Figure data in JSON
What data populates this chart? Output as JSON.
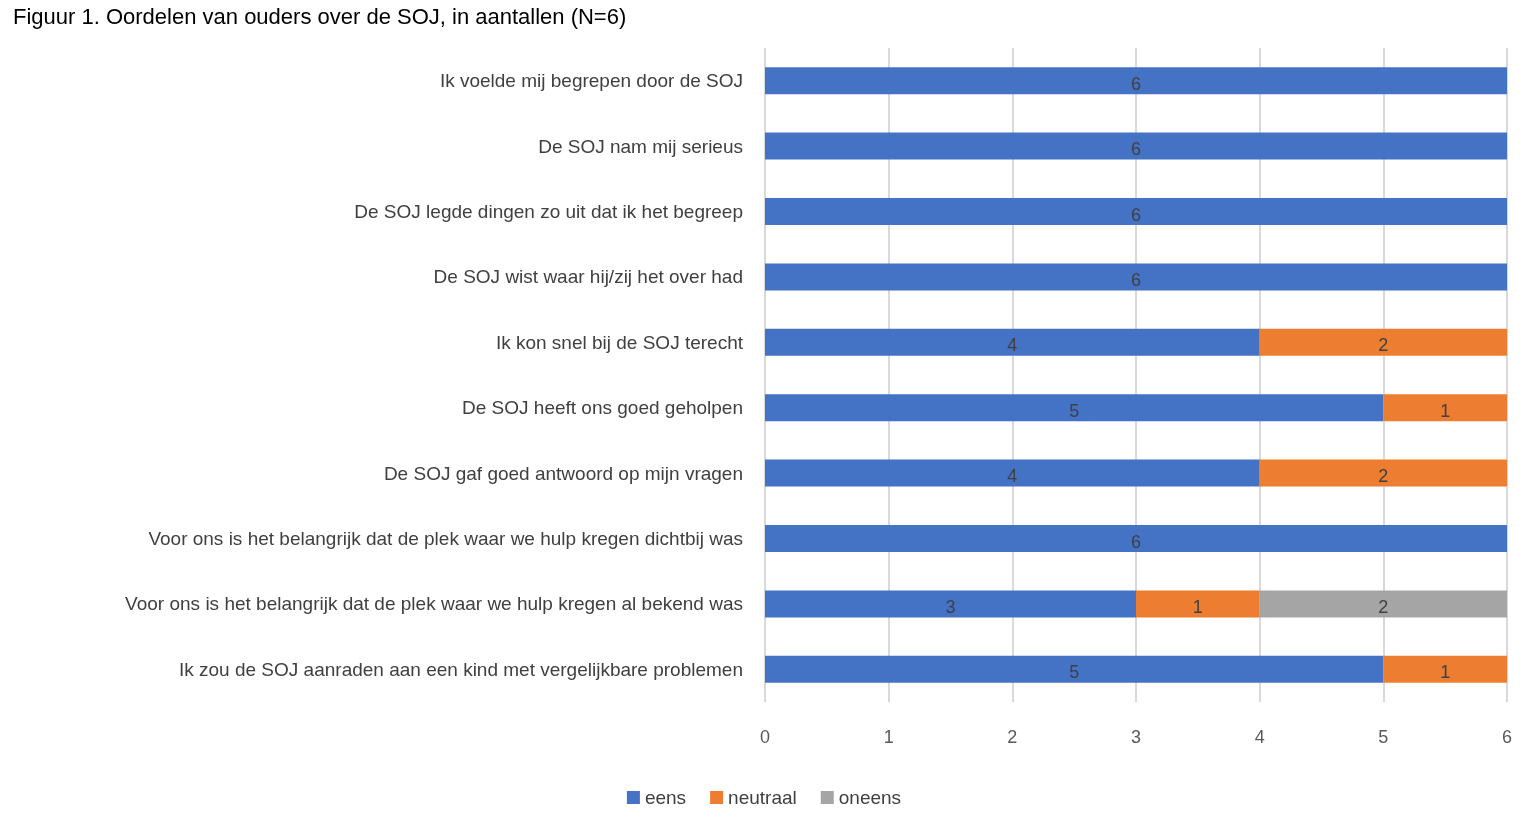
{
  "chart_data": {
    "type": "bar",
    "orientation": "horizontal",
    "stacked": true,
    "title": "Figuur 1. Oordelen van ouders over de SOJ, in aantallen (N=6)",
    "categories": [
      "Ik voelde mij begrepen door de SOJ",
      "De SOJ nam mij serieus",
      "De SOJ legde dingen zo uit dat ik het begreep",
      "De SOJ wist waar hij/zij het over had",
      "Ik kon snel bij de SOJ terecht",
      "De SOJ heeft ons goed geholpen",
      "De SOJ gaf goed antwoord op mijn vragen",
      "Voor ons is het belangrijk dat de plek waar we hulp kregen dichtbij was",
      "Voor ons is het belangrijk dat de plek waar we hulp kregen al bekend was",
      "Ik zou de SOJ aanraden aan een kind met vergelijkbare problemen"
    ],
    "series": [
      {
        "name": "eens",
        "color": "#4472c4",
        "values": [
          6,
          6,
          6,
          6,
          4,
          5,
          4,
          6,
          3,
          5
        ]
      },
      {
        "name": "neutraal",
        "color": "#ed7d31",
        "values": [
          null,
          null,
          null,
          null,
          2,
          1,
          2,
          null,
          1,
          1
        ]
      },
      {
        "name": "oneens",
        "color": "#a5a5a5",
        "values": [
          null,
          null,
          null,
          null,
          null,
          null,
          null,
          null,
          2,
          null
        ]
      }
    ],
    "xlim": [
      0,
      6
    ],
    "xticks": [
      0,
      1,
      2,
      3,
      4,
      5,
      6
    ],
    "grid": "x",
    "legend": "bottom",
    "data_labels": true
  }
}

▶ EXERCISE GOAL: Leave the images out, please, and restate each line word for word.

▶ OUTPUT BELOW:
What data populates this chart? Output as JSON.
{
  "chart_data": {
    "type": "bar",
    "orientation": "horizontal",
    "stacked": true,
    "title": "Figuur 1. Oordelen van ouders over de SOJ, in aantallen (N=6)",
    "categories": [
      "Ik voelde mij begrepen door de SOJ",
      "De SOJ nam mij serieus",
      "De SOJ legde dingen zo uit dat ik het begreep",
      "De SOJ wist waar hij/zij het over had",
      "Ik kon snel bij de SOJ terecht",
      "De SOJ heeft ons goed geholpen",
      "De SOJ gaf goed antwoord op mijn vragen",
      "Voor ons is het belangrijk dat de plek waar we hulp kregen dichtbij was",
      "Voor ons is het belangrijk dat de plek waar we hulp kregen al bekend was",
      "Ik zou de SOJ aanraden aan een kind met vergelijkbare problemen"
    ],
    "series": [
      {
        "name": "eens",
        "color": "#4472c4",
        "values": [
          6,
          6,
          6,
          6,
          4,
          5,
          4,
          6,
          3,
          5
        ]
      },
      {
        "name": "neutraal",
        "color": "#ed7d31",
        "values": [
          null,
          null,
          null,
          null,
          2,
          1,
          2,
          null,
          1,
          1
        ]
      },
      {
        "name": "oneens",
        "color": "#a5a5a5",
        "values": [
          null,
          null,
          null,
          null,
          null,
          null,
          null,
          null,
          2,
          null
        ]
      }
    ],
    "xlim": [
      0,
      6
    ],
    "xticks": [
      0,
      1,
      2,
      3,
      4,
      5,
      6
    ],
    "grid": "x",
    "legend": "bottom",
    "data_labels": true
  }
}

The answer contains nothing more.